━━━━━ Recorded information
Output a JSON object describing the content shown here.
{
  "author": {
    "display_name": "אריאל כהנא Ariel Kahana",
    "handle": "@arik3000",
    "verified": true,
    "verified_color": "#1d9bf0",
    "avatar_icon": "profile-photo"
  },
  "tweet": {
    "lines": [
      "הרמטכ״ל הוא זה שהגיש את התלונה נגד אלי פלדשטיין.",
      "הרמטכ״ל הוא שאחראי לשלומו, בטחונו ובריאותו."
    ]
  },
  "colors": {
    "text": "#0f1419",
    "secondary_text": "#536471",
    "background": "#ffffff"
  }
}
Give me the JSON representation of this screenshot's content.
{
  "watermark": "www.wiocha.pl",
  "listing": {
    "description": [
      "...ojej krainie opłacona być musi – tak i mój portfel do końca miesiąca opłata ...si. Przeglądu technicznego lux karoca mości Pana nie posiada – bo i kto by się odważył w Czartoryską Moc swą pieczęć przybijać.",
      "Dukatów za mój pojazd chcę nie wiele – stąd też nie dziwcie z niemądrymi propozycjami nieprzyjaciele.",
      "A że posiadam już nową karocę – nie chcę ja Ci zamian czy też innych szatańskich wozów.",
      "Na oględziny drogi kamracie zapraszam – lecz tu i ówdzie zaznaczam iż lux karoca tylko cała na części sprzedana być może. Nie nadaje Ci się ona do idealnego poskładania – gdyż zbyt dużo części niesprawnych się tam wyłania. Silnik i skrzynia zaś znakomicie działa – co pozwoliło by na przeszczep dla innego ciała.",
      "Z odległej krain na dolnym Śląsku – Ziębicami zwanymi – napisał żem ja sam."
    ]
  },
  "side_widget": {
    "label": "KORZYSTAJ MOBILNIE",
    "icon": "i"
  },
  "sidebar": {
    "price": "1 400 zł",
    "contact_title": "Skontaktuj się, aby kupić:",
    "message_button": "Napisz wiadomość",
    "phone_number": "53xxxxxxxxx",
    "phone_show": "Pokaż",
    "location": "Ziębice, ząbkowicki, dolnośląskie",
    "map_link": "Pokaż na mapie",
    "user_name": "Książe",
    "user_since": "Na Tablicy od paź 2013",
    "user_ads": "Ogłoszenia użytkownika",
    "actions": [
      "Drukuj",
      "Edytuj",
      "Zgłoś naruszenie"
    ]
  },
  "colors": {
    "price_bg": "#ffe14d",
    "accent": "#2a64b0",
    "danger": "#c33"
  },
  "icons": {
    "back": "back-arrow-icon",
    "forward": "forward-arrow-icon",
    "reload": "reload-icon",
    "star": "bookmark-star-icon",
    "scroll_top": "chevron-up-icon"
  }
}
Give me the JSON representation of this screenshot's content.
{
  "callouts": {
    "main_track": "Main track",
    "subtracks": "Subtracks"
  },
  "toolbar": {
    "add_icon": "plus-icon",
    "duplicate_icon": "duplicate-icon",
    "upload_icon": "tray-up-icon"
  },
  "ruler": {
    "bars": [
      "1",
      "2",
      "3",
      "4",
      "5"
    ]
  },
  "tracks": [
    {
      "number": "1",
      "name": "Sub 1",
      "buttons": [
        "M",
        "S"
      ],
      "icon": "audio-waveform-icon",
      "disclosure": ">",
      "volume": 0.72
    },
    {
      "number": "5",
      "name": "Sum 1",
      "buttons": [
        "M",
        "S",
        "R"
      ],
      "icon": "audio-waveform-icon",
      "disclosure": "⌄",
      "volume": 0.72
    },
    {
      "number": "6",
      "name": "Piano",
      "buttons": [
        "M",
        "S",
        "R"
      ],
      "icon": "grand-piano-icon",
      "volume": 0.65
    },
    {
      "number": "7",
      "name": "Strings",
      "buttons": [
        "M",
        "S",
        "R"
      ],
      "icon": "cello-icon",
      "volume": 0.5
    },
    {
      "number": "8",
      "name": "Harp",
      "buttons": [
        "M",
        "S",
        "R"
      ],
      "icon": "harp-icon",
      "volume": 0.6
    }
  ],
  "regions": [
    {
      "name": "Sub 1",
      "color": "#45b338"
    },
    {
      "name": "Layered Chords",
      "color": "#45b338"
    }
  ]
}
━━━━━━━━━━
▶ _Problem details_
Locate each line with the word "הרמטכ" and copy it.

▶ _Solution to the problem_
      "הרמטכ״ל הוא זה שהגיש את התלונה נגד אלי פלדשטיין.",
      "הרמטכ״ל הוא שאחראי לשלומו, בטחונו ובריאותו."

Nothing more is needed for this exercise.